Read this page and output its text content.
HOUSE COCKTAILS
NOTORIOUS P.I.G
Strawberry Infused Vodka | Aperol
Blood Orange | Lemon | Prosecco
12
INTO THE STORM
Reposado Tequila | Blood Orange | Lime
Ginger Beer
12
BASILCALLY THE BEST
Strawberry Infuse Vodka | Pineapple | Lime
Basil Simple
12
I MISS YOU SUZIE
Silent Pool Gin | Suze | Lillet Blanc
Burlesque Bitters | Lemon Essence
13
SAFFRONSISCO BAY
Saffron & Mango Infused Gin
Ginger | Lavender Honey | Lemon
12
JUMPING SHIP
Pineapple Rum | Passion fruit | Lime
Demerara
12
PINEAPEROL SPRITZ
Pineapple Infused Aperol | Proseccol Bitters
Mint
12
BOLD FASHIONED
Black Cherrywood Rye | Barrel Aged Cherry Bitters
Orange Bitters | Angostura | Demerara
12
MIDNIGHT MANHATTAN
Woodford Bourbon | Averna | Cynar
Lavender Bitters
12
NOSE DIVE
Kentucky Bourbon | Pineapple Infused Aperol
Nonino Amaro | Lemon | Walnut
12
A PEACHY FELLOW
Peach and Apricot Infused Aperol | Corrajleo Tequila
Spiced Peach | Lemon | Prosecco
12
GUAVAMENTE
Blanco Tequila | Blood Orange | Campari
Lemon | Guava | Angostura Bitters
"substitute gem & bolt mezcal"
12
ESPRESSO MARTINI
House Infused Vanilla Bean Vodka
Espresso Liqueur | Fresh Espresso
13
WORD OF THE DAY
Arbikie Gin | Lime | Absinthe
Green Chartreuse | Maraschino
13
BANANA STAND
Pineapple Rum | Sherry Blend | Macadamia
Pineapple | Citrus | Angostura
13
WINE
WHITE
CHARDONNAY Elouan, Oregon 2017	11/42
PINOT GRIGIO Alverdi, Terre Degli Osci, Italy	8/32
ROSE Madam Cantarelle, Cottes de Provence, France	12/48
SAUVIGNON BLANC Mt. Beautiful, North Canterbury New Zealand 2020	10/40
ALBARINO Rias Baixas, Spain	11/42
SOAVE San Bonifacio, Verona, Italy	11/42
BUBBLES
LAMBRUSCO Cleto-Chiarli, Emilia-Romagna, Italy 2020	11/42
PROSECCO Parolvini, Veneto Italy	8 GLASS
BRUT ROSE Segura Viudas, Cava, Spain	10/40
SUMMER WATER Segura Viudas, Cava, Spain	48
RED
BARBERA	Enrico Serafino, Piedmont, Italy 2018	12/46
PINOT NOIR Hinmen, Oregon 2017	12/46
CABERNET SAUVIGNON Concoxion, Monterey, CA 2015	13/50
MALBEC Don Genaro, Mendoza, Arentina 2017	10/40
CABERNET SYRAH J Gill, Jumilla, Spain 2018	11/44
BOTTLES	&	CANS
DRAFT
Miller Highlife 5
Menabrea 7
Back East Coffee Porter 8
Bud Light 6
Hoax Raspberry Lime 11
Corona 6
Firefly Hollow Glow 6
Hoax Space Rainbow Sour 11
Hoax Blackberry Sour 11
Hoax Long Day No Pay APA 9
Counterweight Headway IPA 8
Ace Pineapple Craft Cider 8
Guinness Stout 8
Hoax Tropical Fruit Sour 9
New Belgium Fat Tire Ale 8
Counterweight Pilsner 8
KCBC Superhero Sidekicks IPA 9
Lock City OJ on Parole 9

## What is being asked
Set down the entries above again, word for word.

## Output below
Read this page and output its text content.
HOUSE COCKTAILS
NOTORIOUS P.I.G
Strawberry Infused Vodka | Aperol
Blood Orange | Lemon | Prosecco
12
INTO THE STORM
Reposado Tequila | Blood Orange | Lime
Ginger Beer
12
BASILCALLY THE BEST
Strawberry Infuse Vodka | Pineapple | Lime
Basil Simple
12
I MISS YOU SUZIE
Silent Pool Gin | Suze | Lillet Blanc
Burlesque Bitters | Lemon Essence
13
SAFFRONSISCO BAY
Saffron & Mango Infused Gin
Ginger | Lavender Honey | Lemon
12
JUMPING SHIP
Pineapple Rum | Passion fruit | Lime
Demerara
12
PINEAPEROL SPRITZ
Pineapple Infused Aperol | Proseccol Bitters
Mint
12
BOLD FASHIONED
Black Cherrywood Rye | Barrel Aged Cherry Bitters
Orange Bitters | Angostura | Demerara
12
MIDNIGHT MANHATTAN
Woodford Bourbon | Averna | Cynar
Lavender Bitters
12
NOSE DIVE
Kentucky Bourbon | Pineapple Infused Aperol
Nonino Amaro | Lemon | Walnut
12
A PEACHY FELLOW
Peach and Apricot Infused Aperol | Corrajleo Tequila
Spiced Peach | Lemon | Prosecco
12
GUAVAMENTE
Blanco Tequila | Blood Orange | Campari
Lemon | Guava | Angostura Bitters
"substitute gem & bolt mezcal"
12
ESPRESSO MARTINI
House Infused Vanilla Bean Vodka
Espresso Liqueur | Fresh Espresso
13
WORD OF THE DAY
Arbikie Gin | Lime | Absinthe
Green Chartreuse | Maraschino
13
BANANA STAND
Pineapple Rum | Sherry Blend | Macadamia
Pineapple | Citrus | Angostura
13
WINE
WHITE
CHARDONNAY Elouan, Oregon 2017	11/42
PINOT GRIGIO Alverdi, Terre Degli Osci, Italy	8/32
ROSE Madam Cantarelle, Cottes de Provence, France	12/48
SAUVIGNON BLANC Mt. Beautiful, North Canterbury New Zealand 2020	10/40
ALBARINO Rias Baixas, Spain	11/42
SOAVE San Bonifacio, Verona, Italy	11/42
BUBBLES
LAMBRUSCO Cleto-Chiarli, Emilia-Romagna, Italy 2020	11/42
PROSECCO Parolvini, Veneto Italy	8 GLASS
BRUT ROSE Segura Viudas, Cava, Spain	10/40
SUMMER WATER Segura Viudas, Cava, Spain	48
RED
BARBERA	Enrico Serafino, Piedmont, Italy 2018	12/46
PINOT NOIR Hinmen, Oregon 2017	12/46
CABERNET SAUVIGNON Concoxion, Monterey, CA 2015	13/50
MALBEC Don Genaro, Mendoza, Arentina 2017	10/40
CABERNET SYRAH J Gill, Jumilla, Spain 2018	11/44
BOTTLES	&	CANS
DRAFT
Miller Highlife 5
Menabrea 7
Back East Coffee Porter 8
Bud Light 6
Hoax Raspberry Lime 11
Corona 6
Firefly Hollow Glow 6
Hoax Space Rainbow Sour 11
Hoax Blackberry Sour 11
Hoax Long Day No Pay APA 9
Counterweight Headway IPA 8
Ace Pineapple Craft Cider 8
Guinness Stout 8
Hoax Tropical Fruit Sour 9
New Belgium Fat Tire Ale 8
Counterweight Pilsner 8
KCBC Superhero Sidekicks IPA 9
Lock City OJ on Parole 9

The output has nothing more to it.